*EXERCISE INPUT*
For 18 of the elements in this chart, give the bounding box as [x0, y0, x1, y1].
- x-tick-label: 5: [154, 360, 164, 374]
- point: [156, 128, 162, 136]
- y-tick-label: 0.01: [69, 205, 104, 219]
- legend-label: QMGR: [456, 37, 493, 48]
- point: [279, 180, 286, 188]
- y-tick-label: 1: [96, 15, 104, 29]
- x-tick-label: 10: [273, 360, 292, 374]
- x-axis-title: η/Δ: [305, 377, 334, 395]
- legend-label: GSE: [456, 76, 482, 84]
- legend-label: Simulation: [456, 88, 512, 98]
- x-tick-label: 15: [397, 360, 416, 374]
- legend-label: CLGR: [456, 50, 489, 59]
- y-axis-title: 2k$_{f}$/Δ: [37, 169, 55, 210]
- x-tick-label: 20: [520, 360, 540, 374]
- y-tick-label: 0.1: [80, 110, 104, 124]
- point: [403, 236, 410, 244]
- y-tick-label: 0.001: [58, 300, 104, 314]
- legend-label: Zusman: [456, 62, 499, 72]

*EXERCISE DESCRIPTION*
Format every line of the material above as a Markdown table with the columns "Row" and "Line". Put the row number in the first column and the line itself in the second, leaving out blank lines.

*CORRECT OUTPUT*
| Row | Line |
|---|---|
| 1 | For 18 of the elements in this chart, give the bounding box as [x0, y0, x1, y1]. |
| 2 | - x-tick-label: 5: [154, 360, 164, 374] |
| 3 | - point: [156, 128, 162, 136] |
| 4 | - y-tick-label: 0.01: [69, 205, 104, 219] |
| 5 | - legend-label: QMGR: [456, 37, 493, 48] |
| 6 | - point: [279, 180, 286, 188] |
| 7 | - y-tick-label: 1: [96, 15, 104, 29] |
| 8 | - x-tick-label: 10: [273, 360, 292, 374] |
| 9 | - x-axis-title: η/Δ: [305, 377, 334, 395] |
| 10 | - legend-label: GSE: [456, 76, 482, 84] |
| 11 | - legend-label: Simulation: [456, 88, 512, 98] |
| 12 | - x-tick-label: 15: [397, 360, 416, 374] |
| 13 | - legend-label: CLGR: [456, 50, 489, 59] |
| 14 | - y-axis-title: 2k$_{f}$/Δ: [37, 169, 55, 210] |
| 15 | - x-tick-label: 20: [520, 360, 540, 374] |
| 16 | - y-tick-label: 0.1: [80, 110, 104, 124] |
| 17 | - point: [403, 236, 410, 244] |
| 18 | - y-tick-label: 0.001: [58, 300, 104, 314] |
| 19 | - legend-label: Zusman: [456, 62, 499, 72] |